-- Travail à faire --
Reproduisez, s'il vous plaît, tout ce qui va du début des données jusqu'à la ligne contenant « 0, 962, 120] », cette ligne comprise.

Extrait d'un jeu de données:
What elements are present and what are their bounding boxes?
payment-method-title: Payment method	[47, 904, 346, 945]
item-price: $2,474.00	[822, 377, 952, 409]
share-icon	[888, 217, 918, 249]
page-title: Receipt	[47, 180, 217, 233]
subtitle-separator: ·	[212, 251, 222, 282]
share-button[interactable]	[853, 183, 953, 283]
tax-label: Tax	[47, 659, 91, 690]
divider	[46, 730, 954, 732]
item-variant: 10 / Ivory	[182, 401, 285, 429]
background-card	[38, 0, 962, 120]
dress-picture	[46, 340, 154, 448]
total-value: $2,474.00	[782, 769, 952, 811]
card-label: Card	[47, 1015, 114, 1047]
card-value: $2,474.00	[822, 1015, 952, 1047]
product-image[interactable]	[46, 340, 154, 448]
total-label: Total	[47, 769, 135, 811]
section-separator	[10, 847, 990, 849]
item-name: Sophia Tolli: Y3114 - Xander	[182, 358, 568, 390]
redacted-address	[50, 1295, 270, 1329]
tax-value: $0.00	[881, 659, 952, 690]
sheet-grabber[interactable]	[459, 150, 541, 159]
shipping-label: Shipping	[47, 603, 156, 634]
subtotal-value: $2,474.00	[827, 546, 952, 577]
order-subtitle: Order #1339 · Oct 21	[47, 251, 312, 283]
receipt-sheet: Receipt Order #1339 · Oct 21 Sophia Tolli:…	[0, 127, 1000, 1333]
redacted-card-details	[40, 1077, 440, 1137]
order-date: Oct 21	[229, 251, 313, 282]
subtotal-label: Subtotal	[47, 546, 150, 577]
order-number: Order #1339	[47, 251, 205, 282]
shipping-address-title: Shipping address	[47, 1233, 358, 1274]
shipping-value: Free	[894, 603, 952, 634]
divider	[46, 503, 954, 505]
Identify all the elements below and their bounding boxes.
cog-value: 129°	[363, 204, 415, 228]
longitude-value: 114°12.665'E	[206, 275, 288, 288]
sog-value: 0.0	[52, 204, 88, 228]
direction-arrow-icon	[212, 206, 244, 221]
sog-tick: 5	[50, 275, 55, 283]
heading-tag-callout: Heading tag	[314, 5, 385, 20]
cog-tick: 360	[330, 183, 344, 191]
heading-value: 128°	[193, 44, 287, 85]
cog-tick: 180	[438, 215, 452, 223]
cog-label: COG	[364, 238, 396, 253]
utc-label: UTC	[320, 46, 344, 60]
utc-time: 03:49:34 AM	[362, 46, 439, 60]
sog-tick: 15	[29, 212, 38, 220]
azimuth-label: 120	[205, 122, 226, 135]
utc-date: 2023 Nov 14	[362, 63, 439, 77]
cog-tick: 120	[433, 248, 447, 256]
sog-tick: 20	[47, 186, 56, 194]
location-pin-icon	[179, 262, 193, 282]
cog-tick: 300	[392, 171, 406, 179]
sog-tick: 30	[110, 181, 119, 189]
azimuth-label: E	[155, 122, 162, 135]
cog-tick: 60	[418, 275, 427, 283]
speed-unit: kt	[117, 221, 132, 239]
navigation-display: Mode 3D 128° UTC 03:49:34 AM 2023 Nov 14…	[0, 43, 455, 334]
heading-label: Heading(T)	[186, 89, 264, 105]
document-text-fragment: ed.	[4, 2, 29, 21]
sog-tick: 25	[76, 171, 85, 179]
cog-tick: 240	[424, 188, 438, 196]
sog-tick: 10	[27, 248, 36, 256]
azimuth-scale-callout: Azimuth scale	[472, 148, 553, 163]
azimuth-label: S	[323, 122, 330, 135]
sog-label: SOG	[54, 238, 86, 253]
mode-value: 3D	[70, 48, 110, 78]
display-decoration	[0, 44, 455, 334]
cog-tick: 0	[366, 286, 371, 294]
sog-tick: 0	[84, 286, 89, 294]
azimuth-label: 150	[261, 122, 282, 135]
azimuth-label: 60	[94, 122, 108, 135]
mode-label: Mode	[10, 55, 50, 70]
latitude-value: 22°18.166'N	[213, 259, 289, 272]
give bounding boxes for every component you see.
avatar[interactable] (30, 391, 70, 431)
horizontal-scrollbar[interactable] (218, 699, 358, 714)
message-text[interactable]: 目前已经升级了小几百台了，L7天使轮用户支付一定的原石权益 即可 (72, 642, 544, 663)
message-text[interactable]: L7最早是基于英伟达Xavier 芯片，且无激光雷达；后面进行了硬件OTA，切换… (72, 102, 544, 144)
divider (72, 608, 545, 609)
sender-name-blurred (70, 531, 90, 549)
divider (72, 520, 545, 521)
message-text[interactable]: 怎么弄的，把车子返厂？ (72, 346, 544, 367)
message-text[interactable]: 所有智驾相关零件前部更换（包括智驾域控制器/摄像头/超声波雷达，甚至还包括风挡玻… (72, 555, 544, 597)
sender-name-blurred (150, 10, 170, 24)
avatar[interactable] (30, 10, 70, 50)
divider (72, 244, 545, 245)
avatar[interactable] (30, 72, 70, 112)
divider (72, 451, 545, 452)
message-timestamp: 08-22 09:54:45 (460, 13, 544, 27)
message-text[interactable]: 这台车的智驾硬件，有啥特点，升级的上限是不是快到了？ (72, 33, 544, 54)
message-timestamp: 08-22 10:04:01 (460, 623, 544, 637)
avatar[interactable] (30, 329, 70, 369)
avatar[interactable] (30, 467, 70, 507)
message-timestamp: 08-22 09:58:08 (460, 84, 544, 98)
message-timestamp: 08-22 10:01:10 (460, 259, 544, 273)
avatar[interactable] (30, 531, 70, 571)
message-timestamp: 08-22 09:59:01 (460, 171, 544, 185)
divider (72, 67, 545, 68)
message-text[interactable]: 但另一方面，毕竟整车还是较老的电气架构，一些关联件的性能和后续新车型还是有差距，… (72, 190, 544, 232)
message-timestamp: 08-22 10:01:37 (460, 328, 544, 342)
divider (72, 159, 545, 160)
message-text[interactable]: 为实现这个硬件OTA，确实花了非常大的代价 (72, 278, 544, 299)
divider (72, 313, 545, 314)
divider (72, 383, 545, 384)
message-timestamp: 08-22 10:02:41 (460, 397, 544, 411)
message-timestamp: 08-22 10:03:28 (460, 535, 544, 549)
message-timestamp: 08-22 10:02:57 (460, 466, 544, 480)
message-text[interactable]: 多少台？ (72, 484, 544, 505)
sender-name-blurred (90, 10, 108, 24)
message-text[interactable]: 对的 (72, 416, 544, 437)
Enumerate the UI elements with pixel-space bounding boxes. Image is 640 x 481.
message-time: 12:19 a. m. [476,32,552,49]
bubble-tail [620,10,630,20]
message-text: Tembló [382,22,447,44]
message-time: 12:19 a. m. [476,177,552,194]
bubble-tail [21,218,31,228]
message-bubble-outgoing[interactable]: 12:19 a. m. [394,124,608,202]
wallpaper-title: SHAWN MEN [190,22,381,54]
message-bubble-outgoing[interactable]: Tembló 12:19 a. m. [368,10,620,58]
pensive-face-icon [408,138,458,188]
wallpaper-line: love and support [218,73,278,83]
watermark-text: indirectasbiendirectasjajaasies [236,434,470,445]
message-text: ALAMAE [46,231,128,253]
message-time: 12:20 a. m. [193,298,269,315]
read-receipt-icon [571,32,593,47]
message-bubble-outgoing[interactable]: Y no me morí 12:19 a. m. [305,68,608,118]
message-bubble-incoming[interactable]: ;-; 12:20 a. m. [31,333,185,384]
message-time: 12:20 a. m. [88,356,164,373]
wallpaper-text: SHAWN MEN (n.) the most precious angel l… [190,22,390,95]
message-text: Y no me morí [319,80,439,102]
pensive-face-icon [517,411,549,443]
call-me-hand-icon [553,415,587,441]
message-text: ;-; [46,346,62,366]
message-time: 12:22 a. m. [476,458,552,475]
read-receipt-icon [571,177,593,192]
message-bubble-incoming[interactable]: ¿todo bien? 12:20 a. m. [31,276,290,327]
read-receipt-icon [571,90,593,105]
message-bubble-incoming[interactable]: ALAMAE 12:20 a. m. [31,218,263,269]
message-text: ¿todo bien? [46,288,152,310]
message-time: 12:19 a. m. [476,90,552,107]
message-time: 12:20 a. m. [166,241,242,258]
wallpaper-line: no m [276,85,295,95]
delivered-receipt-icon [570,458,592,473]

-- Solution rédigée --
What elements are present and what are their bounding boxes?
payment-method-title: Payment method	[47, 904, 346, 945]
item-price: $2,474.00	[822, 377, 952, 409]
share-icon	[888, 217, 918, 249]
page-title: Receipt	[47, 180, 217, 233]
subtitle-separator: ·	[212, 251, 222, 282]
share-button[interactable]	[853, 183, 953, 283]
tax-label: Tax	[47, 659, 91, 690]
divider	[46, 730, 954, 732]
item-variant: 10 / Ivory	[182, 401, 285, 429]
background-card	[38, 0, 962, 120]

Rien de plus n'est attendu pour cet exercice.